Data entries
·····

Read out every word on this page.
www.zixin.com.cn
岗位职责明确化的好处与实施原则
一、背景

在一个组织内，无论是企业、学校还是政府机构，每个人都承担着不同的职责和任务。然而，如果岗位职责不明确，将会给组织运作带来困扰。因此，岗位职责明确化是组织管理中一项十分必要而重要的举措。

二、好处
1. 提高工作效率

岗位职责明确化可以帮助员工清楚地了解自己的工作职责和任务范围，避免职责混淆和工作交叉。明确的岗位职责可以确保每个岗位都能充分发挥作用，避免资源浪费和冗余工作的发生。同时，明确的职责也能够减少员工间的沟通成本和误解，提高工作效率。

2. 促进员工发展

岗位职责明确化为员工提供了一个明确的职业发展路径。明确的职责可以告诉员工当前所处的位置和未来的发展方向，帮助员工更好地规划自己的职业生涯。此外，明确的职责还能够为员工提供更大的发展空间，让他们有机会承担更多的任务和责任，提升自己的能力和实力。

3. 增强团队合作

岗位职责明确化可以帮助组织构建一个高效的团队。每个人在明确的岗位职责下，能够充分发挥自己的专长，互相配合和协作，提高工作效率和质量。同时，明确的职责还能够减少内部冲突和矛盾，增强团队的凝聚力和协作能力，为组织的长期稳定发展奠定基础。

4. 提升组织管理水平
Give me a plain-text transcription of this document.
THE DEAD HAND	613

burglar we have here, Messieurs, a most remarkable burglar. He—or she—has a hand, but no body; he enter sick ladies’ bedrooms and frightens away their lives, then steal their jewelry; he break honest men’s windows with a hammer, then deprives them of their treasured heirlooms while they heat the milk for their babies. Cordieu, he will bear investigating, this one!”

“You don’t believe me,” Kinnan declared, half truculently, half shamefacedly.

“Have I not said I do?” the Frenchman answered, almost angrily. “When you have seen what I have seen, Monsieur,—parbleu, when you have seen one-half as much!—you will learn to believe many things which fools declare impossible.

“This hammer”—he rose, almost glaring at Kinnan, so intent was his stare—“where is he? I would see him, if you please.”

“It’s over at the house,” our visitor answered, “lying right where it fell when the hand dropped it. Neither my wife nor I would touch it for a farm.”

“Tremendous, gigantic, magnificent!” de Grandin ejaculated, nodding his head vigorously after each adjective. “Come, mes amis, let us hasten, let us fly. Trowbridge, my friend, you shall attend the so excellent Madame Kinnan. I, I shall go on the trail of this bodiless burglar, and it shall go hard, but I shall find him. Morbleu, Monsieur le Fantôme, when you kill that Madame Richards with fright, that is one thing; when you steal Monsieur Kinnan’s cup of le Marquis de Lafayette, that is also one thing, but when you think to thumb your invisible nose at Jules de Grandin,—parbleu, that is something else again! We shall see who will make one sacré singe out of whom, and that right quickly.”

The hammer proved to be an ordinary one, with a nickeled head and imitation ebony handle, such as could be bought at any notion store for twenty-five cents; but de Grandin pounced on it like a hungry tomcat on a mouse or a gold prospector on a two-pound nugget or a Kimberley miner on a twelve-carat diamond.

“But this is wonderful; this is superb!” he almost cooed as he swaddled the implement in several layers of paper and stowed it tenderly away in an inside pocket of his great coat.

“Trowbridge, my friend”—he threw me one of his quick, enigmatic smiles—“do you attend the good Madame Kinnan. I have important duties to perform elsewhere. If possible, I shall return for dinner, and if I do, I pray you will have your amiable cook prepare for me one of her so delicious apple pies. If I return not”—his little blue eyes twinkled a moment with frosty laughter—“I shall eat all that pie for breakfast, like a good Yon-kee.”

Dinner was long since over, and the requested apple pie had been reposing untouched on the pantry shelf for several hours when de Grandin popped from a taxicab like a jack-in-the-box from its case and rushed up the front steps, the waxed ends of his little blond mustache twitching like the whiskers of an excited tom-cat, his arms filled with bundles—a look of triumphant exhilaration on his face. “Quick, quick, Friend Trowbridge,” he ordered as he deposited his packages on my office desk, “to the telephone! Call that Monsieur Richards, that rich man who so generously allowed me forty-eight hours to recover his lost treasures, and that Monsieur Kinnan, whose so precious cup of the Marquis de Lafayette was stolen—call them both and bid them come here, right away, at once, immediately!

·····

SHORT EXERCISE — Extract the data in full. Keep it word for word.

EXERCISE RESPONSE —
Read out every word on this page.
www.zixin.com.cn
岗位职责明确化的好处与实施原则
一、背景

在一个组织内，无论是企业、学校还是政府机构，每个人都承担着不同的职责和任务。然而，如果岗位职责不明确，将会给组织运作带来困扰。因此，岗位职责明确化是组织管理中一项十分必要而重要的举措。

二、好处
1. 提高工作效率

岗位职责明确化可以帮助员工清楚地了解自己的工作职责和任务范围，避免职责混淆和工作交叉。明确的岗位职责可以确保每个岗位都能充分发挥作用，避免资源浪费和冗余工作的发生。同时，明确的职责也能够减少员工间的沟通成本和误解，提高工作效率。

2. 促进员工发展

岗位职责明确化为员工提供了一个明确的职业发展路径。明确的职责可以告诉员工当前所处的位置和未来的发展方向，帮助员工更好地规划自己的职业生涯。此外，明确的职责还能够为员工提供更大的发展空间，让他们有机会承担更多的任务和责任，提升自己的能力和实力。

3. 增强团队合作

岗位职责明确化可以帮助组织构建一个高效的团队。每个人在明确的岗位职责下，能够充分发挥自己的专长，互相配合和协作，提高工作效率和质量。同时，明确的职责还能够减少内部冲突和矛盾，增强团队的凝聚力和协作能力，为组织的长期稳定发展奠定基础。

4. 提升组织管理水平
Give me a plain-text transcription of this document.
THE DEAD HAND	613

burglar we have here, Messieurs, a most remarkable burglar. He—or she—has a hand, but no body; he enter sick ladies’ bedrooms and frightens away their lives, then steal their jewelry; he break honest men’s windows with a hammer, then deprives them of their treasured heirlooms while they heat the milk for their babies. Cordieu, he will bear investigating, this one!”

“You don’t believe me,” Kinnan declared, half truculently, half shamefacedly.

“Have I not said I do?” the Frenchman answered, almost angrily. “When you have seen what I have seen, Monsieur,—parbleu, when you have seen one-half as much!—you will learn to believe many things which fools declare impossible.

“This hammer”—he rose, almost glaring at Kinnan, so intent was his stare—“where is he? I would see him, if you please.”

“It’s over at the house,” our visitor answered, “lying right where it fell when the hand dropped it. Neither my wife nor I would touch it for a farm.”

“Tremendous, gigantic, magnificent!” de Grandin ejaculated, nodding his head vigorously after each adjective. “Come, mes amis, let us hasten, let us fly. Trowbridge, my friend, you shall attend the so excellent Madame Kinnan. I, I shall go on the trail of this bodiless burglar, and it shall go hard, but I shall find him. Morbleu, Monsieur le Fantôme, when you kill that Madame Richards with fright, that is one thing; when you steal Monsieur Kinnan’s cup of le Marquis de Lafayette, that is also one thing, but when you think to thumb your invisible nose at Jules de Grandin,—parbleu, that is something else again! We shall see who will make one sacré singe out of whom, and that right quickly.”

The hammer proved to be an ordinary one, with a nickeled head and imitation ebony handle, such as could be bought at any notion store for twenty-five cents; but de Grandin pounced on it like a hungry tomcat on a mouse or a gold prospector on a two-pound nugget or a Kimberley miner on a twelve-carat diamond.

“But this is wonderful; this is superb!” he almost cooed as he swaddled the implement in several layers of paper and stowed it tenderly away in an inside pocket of his great coat.

“Trowbridge, my friend”—he threw me one of his quick, enigmatic smiles—“do you attend the good Madame Kinnan. I have important duties to perform elsewhere. If possible, I shall return for dinner, and if I do, I pray you will have your amiable cook prepare for me one of her so delicious apple pies. If I return not”—his little blue eyes twinkled a moment with frosty laughter—“I shall eat all that pie for breakfast, like a good Yon-kee.”

Dinner was long since over, and the requested apple pie had been reposing untouched on the pantry shelf for several hours when de Grandin popped from a taxicab like a jack-in-the-box from its case and rushed up the front steps, the waxed ends of his little blond mustache twitching like the whiskers of an excited tom-cat, his arms filled with bundles—a look of triumphant exhilaration on his face. “Quick, quick, Friend Trowbridge,” he ordered as he deposited his packages on my office desk, “to the telephone! Call that Monsieur Richards, that rich man who so generously allowed me forty-eight hours to recover his lost treasures, and that Monsieur Kinnan, whose so precious cup of the Marquis de Lafayette was stolen—call them both and bid them come here, right away, at once, immediately!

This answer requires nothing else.